### Exercise task
Restate the entries word for word, omitting nothing.

○ ○ ○ ○ ○

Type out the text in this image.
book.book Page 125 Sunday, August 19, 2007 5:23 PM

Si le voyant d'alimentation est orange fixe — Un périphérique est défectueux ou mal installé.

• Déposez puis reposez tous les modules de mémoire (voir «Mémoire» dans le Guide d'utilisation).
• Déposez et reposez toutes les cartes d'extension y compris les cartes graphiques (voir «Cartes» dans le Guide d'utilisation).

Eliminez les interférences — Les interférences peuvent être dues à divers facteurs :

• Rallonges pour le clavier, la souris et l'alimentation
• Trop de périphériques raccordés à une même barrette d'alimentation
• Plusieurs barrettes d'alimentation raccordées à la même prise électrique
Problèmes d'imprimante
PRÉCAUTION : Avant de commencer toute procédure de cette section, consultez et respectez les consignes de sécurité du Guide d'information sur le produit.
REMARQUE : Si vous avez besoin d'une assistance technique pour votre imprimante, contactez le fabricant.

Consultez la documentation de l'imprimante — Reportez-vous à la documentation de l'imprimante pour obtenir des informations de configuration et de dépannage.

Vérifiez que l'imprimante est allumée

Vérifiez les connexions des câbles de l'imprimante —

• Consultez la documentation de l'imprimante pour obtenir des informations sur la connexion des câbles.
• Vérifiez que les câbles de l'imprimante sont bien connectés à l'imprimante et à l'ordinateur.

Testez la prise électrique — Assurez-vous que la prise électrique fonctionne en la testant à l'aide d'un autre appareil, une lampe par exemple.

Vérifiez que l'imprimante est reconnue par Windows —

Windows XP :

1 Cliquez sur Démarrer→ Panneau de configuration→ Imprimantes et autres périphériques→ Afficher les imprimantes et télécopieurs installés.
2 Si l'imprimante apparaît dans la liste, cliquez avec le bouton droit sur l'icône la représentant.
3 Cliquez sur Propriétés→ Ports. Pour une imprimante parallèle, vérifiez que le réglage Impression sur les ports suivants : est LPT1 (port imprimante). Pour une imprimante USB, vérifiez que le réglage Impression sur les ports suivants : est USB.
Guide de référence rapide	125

○ ○ ○ ○ ○

### Task response
Type out the text in this image.
book.book Page 125 Sunday, August 19, 2007 5:23 PM

Si le voyant d'alimentation est orange fixe — Un périphérique est défectueux ou mal installé.

• Déposez puis reposez tous les modules de mémoire (voir «Mémoire» dans le Guide d'utilisation).
• Déposez et reposez toutes les cartes d'extension y compris les cartes graphiques (voir «Cartes» dans le Guide d'utilisation).

Eliminez les interférences — Les interférences peuvent être dues à divers facteurs :

• Rallonges pour le clavier, la souris et l'alimentation
• Trop de périphériques raccordés à une même barrette d'alimentation
• Plusieurs barrettes d'alimentation raccordées à la même prise électrique
Problèmes d'imprimante
PRÉCAUTION : Avant de commencer toute procédure de cette section, consultez et respectez les consignes de sécurité du Guide d'information sur le produit.
REMARQUE : Si vous avez besoin d'une assistance technique pour votre imprimante, contactez le fabricant.

Consultez la documentation de l'imprimante — Reportez-vous à la documentation de l'imprimante pour obtenir des informations de configuration et de dépannage.

Vérifiez que l'imprimante est allumée

Vérifiez les connexions des câbles de l'imprimante —

• Consultez la documentation de l'imprimante pour obtenir des informations sur la connexion des câbles.
• Vérifiez que les câbles de l'imprimante sont bien connectés à l'imprimante et à l'ordinateur.

Testez la prise électrique — Assurez-vous que la prise électrique fonctionne en la testant à l'aide d'un autre appareil, une lampe par exemple.

Vérifiez que l'imprimante est reconnue par Windows —

Windows XP :

1 Cliquez sur Démarrer→ Panneau de configuration→ Imprimantes et autres périphériques→ Afficher les imprimantes et télécopieurs installés.
2 Si l'imprimante apparaît dans la liste, cliquez avec le bouton droit sur l'icône la représentant.
3 Cliquez sur Propriétés→ Ports. Pour une imprimante parallèle, vérifiez que le réglage Impression sur les ports suivants : est LPT1 (port imprimante). Pour une imprimante USB, vérifiez que le réglage Impression sur les ports suivants : est USB.
Guide de référence rapide	125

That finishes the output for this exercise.